◆ **WHAT IS BEING ASKED**
Find every line in the records below that holds the word "dias" and copy it.

━━━━━━━━

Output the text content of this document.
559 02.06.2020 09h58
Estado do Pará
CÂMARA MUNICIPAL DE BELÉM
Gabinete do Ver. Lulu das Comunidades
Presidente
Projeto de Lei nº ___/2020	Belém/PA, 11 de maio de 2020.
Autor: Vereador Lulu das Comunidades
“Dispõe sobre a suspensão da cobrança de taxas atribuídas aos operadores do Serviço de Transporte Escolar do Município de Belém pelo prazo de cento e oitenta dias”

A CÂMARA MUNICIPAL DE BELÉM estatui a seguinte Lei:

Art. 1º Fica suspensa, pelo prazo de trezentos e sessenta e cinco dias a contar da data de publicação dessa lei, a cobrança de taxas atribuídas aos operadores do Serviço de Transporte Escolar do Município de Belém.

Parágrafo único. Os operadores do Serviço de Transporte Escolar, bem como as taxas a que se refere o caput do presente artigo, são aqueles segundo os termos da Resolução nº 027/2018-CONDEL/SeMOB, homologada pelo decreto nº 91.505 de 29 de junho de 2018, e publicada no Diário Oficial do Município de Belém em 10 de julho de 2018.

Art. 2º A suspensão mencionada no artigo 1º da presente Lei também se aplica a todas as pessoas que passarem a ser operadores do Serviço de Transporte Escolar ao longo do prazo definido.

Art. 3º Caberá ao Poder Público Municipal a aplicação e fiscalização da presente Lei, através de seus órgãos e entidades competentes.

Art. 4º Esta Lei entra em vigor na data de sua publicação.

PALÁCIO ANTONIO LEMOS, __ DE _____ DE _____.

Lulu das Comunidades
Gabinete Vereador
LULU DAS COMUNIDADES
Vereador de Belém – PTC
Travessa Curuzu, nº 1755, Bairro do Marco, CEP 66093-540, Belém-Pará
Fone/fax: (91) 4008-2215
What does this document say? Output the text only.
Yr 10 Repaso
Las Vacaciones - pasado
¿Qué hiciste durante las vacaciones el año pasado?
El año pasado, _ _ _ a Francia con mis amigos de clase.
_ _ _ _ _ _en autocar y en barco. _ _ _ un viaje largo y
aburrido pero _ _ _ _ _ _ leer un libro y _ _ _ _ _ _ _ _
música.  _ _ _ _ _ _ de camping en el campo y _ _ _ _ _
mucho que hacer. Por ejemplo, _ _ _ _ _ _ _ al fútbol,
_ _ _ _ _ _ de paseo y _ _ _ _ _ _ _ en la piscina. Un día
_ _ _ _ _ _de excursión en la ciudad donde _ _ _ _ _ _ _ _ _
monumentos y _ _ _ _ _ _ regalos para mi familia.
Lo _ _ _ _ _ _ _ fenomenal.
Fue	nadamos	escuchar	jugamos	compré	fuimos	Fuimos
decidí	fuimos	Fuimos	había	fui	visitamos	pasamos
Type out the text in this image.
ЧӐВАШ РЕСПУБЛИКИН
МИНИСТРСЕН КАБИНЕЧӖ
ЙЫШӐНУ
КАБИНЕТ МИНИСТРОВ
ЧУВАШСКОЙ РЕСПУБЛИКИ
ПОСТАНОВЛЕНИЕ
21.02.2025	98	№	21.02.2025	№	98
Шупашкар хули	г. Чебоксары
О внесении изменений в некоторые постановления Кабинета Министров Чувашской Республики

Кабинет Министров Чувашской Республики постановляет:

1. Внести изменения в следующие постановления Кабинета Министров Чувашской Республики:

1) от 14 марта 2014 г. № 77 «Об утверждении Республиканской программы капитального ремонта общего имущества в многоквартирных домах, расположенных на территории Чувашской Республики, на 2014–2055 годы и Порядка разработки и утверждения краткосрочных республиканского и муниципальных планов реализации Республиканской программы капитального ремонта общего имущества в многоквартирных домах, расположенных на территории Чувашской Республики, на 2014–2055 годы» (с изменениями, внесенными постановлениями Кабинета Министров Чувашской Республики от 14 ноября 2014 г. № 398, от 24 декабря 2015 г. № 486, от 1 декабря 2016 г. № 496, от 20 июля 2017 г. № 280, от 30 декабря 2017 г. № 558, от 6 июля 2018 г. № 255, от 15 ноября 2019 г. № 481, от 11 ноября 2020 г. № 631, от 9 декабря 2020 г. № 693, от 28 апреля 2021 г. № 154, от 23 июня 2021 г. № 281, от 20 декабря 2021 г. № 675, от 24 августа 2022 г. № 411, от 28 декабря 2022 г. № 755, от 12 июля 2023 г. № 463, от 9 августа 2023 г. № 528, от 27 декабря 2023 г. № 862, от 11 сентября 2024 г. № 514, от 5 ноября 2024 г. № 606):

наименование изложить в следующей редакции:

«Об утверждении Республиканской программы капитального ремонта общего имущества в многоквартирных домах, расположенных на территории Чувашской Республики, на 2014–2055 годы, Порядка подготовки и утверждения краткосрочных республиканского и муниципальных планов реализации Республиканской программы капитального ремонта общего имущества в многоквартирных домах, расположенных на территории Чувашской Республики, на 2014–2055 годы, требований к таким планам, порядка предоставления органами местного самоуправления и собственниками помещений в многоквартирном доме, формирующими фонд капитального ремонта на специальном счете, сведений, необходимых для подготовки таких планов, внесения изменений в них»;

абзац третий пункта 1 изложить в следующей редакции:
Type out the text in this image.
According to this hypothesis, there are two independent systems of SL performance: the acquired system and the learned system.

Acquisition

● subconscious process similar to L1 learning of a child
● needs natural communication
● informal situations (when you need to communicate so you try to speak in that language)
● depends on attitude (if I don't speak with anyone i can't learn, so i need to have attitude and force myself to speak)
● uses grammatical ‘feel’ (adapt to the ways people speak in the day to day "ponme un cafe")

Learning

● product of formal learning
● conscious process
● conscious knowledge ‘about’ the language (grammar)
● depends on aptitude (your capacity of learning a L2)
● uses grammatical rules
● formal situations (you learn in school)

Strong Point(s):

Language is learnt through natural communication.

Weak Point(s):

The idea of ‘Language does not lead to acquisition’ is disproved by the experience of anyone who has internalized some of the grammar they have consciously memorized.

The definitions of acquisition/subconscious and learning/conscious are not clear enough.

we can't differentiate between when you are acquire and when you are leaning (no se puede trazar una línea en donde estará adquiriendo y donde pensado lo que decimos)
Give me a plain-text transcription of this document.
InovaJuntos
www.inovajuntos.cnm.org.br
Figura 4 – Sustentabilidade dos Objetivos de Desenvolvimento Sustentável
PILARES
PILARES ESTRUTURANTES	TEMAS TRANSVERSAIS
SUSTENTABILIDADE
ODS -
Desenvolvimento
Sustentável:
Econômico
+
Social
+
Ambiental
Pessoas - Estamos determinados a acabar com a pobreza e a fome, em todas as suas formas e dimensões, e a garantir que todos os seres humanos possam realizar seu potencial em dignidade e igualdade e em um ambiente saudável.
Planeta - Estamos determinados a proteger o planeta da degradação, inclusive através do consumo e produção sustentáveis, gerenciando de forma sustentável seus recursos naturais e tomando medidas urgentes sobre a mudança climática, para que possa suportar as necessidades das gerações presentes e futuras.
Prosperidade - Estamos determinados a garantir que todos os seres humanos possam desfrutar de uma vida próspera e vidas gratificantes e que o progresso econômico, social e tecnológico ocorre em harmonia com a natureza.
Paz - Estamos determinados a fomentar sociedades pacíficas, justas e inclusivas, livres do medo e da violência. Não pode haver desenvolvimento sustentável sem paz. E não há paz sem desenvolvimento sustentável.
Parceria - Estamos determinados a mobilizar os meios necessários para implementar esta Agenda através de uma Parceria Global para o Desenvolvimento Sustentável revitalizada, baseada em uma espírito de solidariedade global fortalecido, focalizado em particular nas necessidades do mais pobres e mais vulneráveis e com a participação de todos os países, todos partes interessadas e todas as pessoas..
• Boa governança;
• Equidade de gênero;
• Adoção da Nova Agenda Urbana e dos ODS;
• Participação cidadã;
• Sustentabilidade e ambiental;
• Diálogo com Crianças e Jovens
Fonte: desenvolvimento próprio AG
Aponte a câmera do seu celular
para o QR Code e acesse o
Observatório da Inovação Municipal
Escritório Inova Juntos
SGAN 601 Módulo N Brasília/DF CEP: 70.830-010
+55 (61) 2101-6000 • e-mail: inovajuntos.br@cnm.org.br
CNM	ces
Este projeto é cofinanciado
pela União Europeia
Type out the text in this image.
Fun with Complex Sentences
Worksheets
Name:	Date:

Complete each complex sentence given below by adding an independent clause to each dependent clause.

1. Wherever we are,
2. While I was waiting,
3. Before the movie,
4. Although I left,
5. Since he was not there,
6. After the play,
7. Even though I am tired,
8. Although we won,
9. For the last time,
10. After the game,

━━━━━━━━

◆ **CORRECT ANSWER**
“Dispõe sobre a suspensão da cobrança de taxas atribuídas aos operadores do Serviço de Transporte Escolar do Município de Belém pelo prazo de cento e oitenta dias”
Art. 1º Fica suspensa, pelo prazo de trezentos e sessenta e cinco dias a contar da data de publicação dessa lei, a cobrança de taxas atribuídas aos operadores do Serviço de Transporte Escolar do Município de Belém.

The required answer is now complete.